DATASET CONTENT -

[START]

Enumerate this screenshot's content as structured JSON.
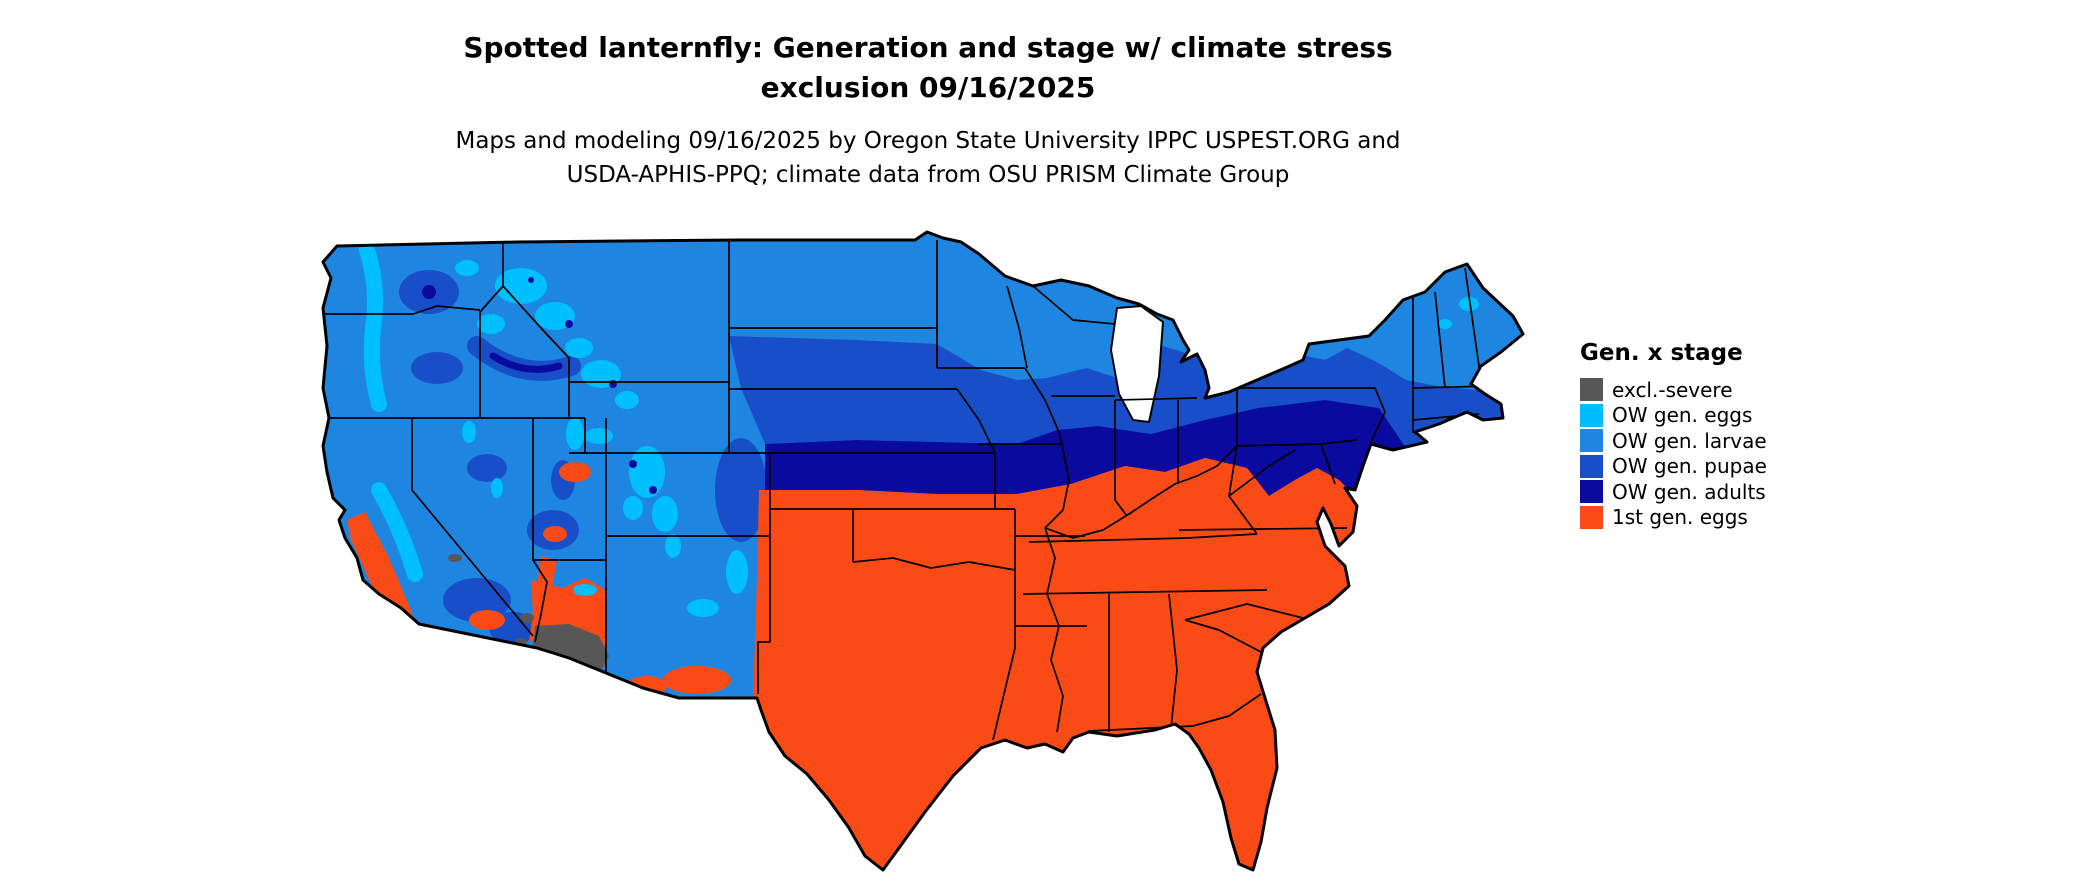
{
  "title": {
    "line1": "Spotted lanternfly: Generation and stage w/ climate stress",
    "line2": "exclusion 09/16/2025"
  },
  "subtitle": {
    "line1": "Maps and modeling 09/16/2025 by Oregon State University IPPC USPEST.ORG and",
    "line2": "USDA-APHIS-PPQ; climate data from OSU PRISM Climate Group"
  },
  "legend": {
    "title": "Gen. x stage",
    "items": [
      {
        "label": "excl.-severe",
        "color": "#575757"
      },
      {
        "label": "OW gen. eggs",
        "color": "#00BFFF"
      },
      {
        "label": "OW gen. larvae",
        "color": "#1E86E0"
      },
      {
        "label": "OW gen. pupae",
        "color": "#184FC8"
      },
      {
        "label": "OW gen. adults",
        "color": "#0A0A9E"
      },
      {
        "label": "1st gen. eggs",
        "color": "#FA4B16"
      }
    ]
  },
  "map": {
    "outline_color": "#000000",
    "state_border_color": "#000000",
    "water_color": "#ffffff"
  }
}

[END]

TASK BRIEF - Repeat the listing in full and exactly. Do not include any images.

WRITTEN RESPONSE -
Enumerate this screenshot's content as structured JSON.
{
  "title": {
    "line1": "Spotted lanternfly: Generation and stage w/ climate stress",
    "line2": "exclusion 09/16/2025"
  },
  "subtitle": {
    "line1": "Maps and modeling 09/16/2025 by Oregon State University IPPC USPEST.ORG and",
    "line2": "USDA-APHIS-PPQ; climate data from OSU PRISM Climate Group"
  },
  "legend": {
    "title": "Gen. x stage",
    "items": [
      {
        "label": "excl.-severe",
        "color": "#575757"
      },
      {
        "label": "OW gen. eggs",
        "color": "#00BFFF"
      },
      {
        "label": "OW gen. larvae",
        "color": "#1E86E0"
      },
      {
        "label": "OW gen. pupae",
        "color": "#184FC8"
      },
      {
        "label": "OW gen. adults",
        "color": "#0A0A9E"
      },
      {
        "label": "1st gen. eggs",
        "color": "#FA4B16"
      }
    ]
  },
  "map": {
    "outline_color": "#000000",
    "state_border_color": "#000000",
    "water_color": "#ffffff"
  }
}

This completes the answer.